| WHAT THE EXERCISE ASKS |
Restate the records that follow word for word; no pictures should appear.

| DATA |

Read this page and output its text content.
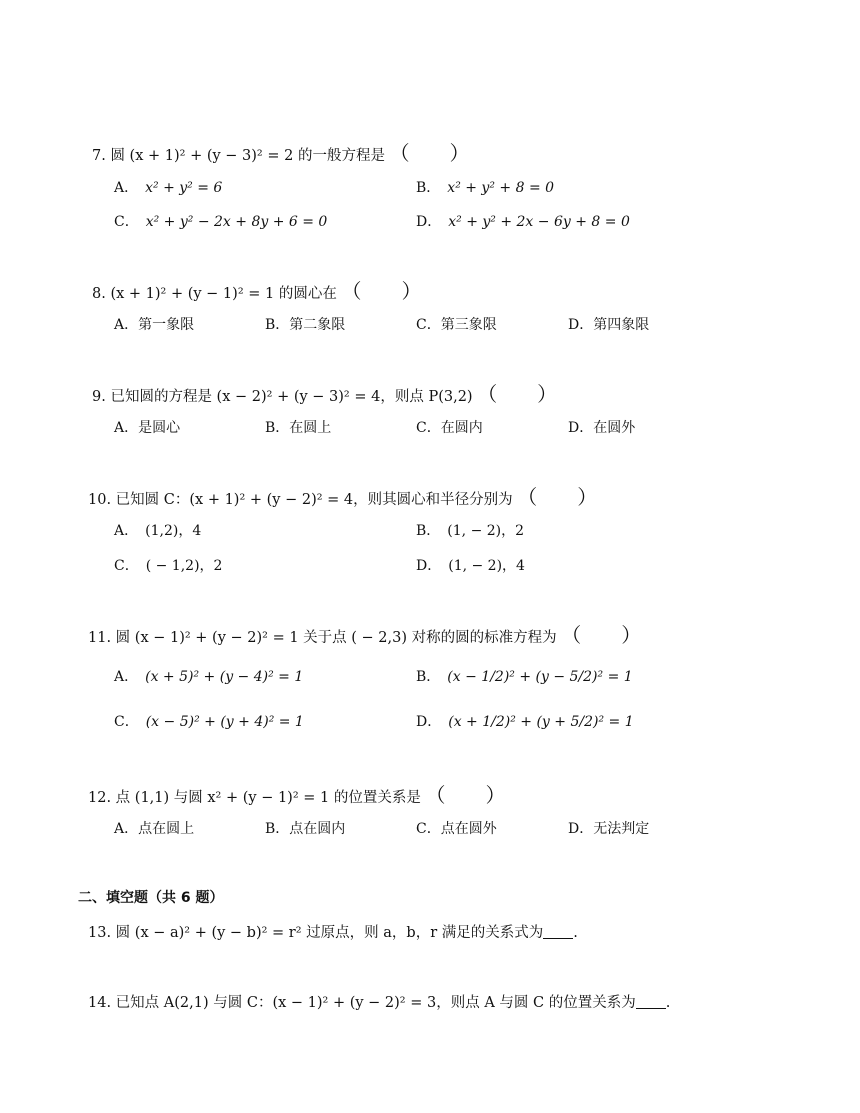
7. 圆 (x + 1)² + (y − 3)² = 2 的一般方程是 （　　）
A．　 x² + y² = 6	B．　 x² + y² + 8 = 0
C．　 x² + y² − 2x + 8y + 6 = 0	D．　 x² + y² + 2x − 6y + 8 = 0
8. (x + 1)² + (y − 1)² = 1 的圆心在 （　　）
A．第一象限	B．第二象限	C．第三象限	D．第四象限
9. 已知圆的方程是 (x − 2)² + (y − 3)² = 4，则点 P(3,2) （　　）
A．是圆心	B．在圆上	C．在圆内	D．在圆外
10. 已知圆 C：(x + 1)² + (y − 2)² = 4，则其圆心和半径分别为 （　　）
A．　 (1,2)，4	B．　 (1, − 2)，2
C．　 ( − 1,2)，2	D．　 (1, − 2)，4
11. 圆 (x − 1)² + (y − 2)² = 1 关于点 ( − 2,3) 对称的圆的标准方程为 （　　）
A．　 (x + 5)² + (y − 4)² = 1	B．　 (x − 1/2)² + (y − 5/2)² = 1
C．　 (x − 5)² + (y + 4)² = 1	D．　 (x + 1/2)² + (y + 5/2)² = 1
12. 点 (1,1) 与圆 x² + (y − 1)² = 1 的位置关系是 （　　）
A．点在圆上	B．点在圆内	C．点在圆外	D．无法判定
二、填空题（共 6 题）
13. 圆 (x − a)² + (y − b)² = r² 过原点，则 a，b，r 满足的关系式为 .
14. 已知点 A(2,1) 与圆 C：(x − 1)² + (y − 2)² = 3，则点 A 与圆 C 的位置关系为 .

| COMPLETE RESPONSE |
Read this page and output its text content.
7. 圆 (x + 1)² + (y − 3)² = 2 的一般方程是 （　　）
A．　 x² + y² = 6	B．　 x² + y² + 8 = 0
C．　 x² + y² − 2x + 8y + 6 = 0	D．　 x² + y² + 2x − 6y + 8 = 0
8. (x + 1)² + (y − 1)² = 1 的圆心在 （　　）
A．第一象限	B．第二象限	C．第三象限	D．第四象限
9. 已知圆的方程是 (x − 2)² + (y − 3)² = 4，则点 P(3,2) （　　）
A．是圆心	B．在圆上	C．在圆内	D．在圆外
10. 已知圆 C：(x + 1)² + (y − 2)² = 4，则其圆心和半径分别为 （　　）
A．　 (1,2)，4	B．　 (1, − 2)，2
C．　 ( − 1,2)，2	D．　 (1, − 2)，4
11. 圆 (x − 1)² + (y − 2)² = 1 关于点 ( − 2,3) 对称的圆的标准方程为 （　　）
A．　 (x + 5)² + (y − 4)² = 1	B．　 (x − 1/2)² + (y − 5/2)² = 1
C．　 (x − 5)² + (y + 4)² = 1	D．　 (x + 1/2)² + (y + 5/2)² = 1
12. 点 (1,1) 与圆 x² + (y − 1)² = 1 的位置关系是 （　　）
A．点在圆上	B．点在圆内	C．点在圆外	D．无法判定
二、填空题（共 6 题）
13. 圆 (x − a)² + (y − b)² = r² 过原点，则 a，b，r 满足的关系式为 .
14. 已知点 A(2,1) 与圆 C：(x − 1)² + (y − 2)² = 3，则点 A 与圆 C 的位置关系为 .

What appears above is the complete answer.